What is asked ▸ Pull out every line below containing the word "dans".

--------------------------------

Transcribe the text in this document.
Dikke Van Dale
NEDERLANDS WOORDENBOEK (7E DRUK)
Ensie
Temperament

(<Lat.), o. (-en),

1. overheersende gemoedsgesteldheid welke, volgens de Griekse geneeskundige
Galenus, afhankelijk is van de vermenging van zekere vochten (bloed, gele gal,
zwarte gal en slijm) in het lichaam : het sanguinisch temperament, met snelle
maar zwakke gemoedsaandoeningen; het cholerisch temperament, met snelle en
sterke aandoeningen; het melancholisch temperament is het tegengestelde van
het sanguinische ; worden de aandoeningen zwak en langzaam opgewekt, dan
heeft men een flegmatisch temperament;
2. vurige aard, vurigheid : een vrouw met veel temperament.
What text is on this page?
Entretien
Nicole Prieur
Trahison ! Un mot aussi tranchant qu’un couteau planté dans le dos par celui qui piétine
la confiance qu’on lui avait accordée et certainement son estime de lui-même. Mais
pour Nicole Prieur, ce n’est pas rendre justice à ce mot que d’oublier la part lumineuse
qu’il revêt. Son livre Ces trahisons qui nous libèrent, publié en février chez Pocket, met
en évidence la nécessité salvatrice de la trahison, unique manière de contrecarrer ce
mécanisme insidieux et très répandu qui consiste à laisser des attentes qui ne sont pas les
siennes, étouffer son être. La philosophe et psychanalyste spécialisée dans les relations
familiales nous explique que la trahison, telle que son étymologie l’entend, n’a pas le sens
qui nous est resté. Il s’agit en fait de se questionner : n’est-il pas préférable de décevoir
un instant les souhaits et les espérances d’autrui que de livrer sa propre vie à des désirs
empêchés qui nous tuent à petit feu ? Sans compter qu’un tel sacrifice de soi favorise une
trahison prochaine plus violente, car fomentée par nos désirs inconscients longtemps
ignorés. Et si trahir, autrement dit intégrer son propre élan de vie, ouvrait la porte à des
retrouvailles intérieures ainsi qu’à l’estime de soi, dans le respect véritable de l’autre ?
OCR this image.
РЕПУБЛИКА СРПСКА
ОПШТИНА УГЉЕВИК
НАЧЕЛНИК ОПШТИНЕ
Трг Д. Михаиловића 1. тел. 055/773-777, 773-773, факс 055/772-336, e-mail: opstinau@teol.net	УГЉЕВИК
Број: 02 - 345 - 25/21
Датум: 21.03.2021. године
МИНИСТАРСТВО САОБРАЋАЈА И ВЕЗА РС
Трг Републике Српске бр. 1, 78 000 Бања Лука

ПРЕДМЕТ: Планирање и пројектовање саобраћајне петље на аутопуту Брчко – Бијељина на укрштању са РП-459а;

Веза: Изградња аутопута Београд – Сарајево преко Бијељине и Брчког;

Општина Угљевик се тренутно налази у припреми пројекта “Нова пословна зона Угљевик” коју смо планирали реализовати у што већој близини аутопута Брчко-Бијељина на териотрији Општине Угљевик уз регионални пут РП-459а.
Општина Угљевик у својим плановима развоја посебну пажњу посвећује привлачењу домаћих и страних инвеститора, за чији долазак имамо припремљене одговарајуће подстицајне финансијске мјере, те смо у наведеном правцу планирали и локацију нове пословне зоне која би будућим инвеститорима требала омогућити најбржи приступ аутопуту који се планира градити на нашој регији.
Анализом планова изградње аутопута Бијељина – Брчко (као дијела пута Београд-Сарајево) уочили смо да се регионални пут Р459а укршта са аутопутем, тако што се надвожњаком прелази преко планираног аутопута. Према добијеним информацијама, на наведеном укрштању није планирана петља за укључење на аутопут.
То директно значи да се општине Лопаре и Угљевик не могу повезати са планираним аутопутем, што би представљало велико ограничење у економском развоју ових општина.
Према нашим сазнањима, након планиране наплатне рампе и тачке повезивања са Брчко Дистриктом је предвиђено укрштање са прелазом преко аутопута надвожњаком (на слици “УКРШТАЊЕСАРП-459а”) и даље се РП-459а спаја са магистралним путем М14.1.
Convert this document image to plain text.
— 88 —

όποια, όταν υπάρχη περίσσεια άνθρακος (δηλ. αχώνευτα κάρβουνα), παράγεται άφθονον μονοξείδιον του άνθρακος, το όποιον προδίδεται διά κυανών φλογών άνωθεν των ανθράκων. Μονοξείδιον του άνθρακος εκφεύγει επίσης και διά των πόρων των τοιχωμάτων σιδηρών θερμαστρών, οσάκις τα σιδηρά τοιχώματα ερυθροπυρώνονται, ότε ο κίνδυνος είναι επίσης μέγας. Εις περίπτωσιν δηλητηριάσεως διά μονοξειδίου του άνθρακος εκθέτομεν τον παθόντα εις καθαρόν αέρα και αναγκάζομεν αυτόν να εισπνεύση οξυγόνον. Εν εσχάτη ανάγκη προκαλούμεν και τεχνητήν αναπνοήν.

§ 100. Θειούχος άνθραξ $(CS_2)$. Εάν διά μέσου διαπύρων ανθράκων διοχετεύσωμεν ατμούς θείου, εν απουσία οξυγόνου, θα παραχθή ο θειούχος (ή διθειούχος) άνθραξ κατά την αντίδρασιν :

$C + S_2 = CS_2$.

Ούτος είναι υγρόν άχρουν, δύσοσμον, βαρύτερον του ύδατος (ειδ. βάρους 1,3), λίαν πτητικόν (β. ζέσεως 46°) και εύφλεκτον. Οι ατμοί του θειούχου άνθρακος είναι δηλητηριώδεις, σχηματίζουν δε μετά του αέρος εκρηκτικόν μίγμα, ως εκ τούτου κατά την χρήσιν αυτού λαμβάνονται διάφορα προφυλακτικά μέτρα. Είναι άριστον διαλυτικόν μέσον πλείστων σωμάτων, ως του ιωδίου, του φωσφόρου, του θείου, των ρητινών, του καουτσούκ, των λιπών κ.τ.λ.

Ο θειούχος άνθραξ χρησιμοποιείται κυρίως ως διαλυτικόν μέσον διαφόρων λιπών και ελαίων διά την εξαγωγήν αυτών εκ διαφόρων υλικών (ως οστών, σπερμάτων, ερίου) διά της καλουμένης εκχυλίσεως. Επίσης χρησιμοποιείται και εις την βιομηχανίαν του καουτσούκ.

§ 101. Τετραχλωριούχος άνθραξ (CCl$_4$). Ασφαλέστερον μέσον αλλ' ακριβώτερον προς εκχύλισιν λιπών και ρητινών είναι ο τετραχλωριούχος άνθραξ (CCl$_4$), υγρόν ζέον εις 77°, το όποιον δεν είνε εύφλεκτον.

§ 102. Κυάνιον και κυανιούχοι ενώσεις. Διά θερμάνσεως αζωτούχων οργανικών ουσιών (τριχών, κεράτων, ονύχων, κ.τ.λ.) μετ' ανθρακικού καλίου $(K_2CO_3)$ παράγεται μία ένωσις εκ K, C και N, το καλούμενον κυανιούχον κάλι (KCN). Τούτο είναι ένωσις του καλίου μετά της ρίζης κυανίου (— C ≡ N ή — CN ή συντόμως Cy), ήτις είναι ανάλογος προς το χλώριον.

--------------------------------

Complete answer ▸
Trahison ! Un mot aussi tranchant qu’un couteau planté dans le dos par celui qui piétine
siennes, étouffer son être. La philosophe et psychanalyste spécialisée dans les relations
retrouvailles intérieures ainsi qu’à l’estime de soi, dans le respect véritable de l’autre ?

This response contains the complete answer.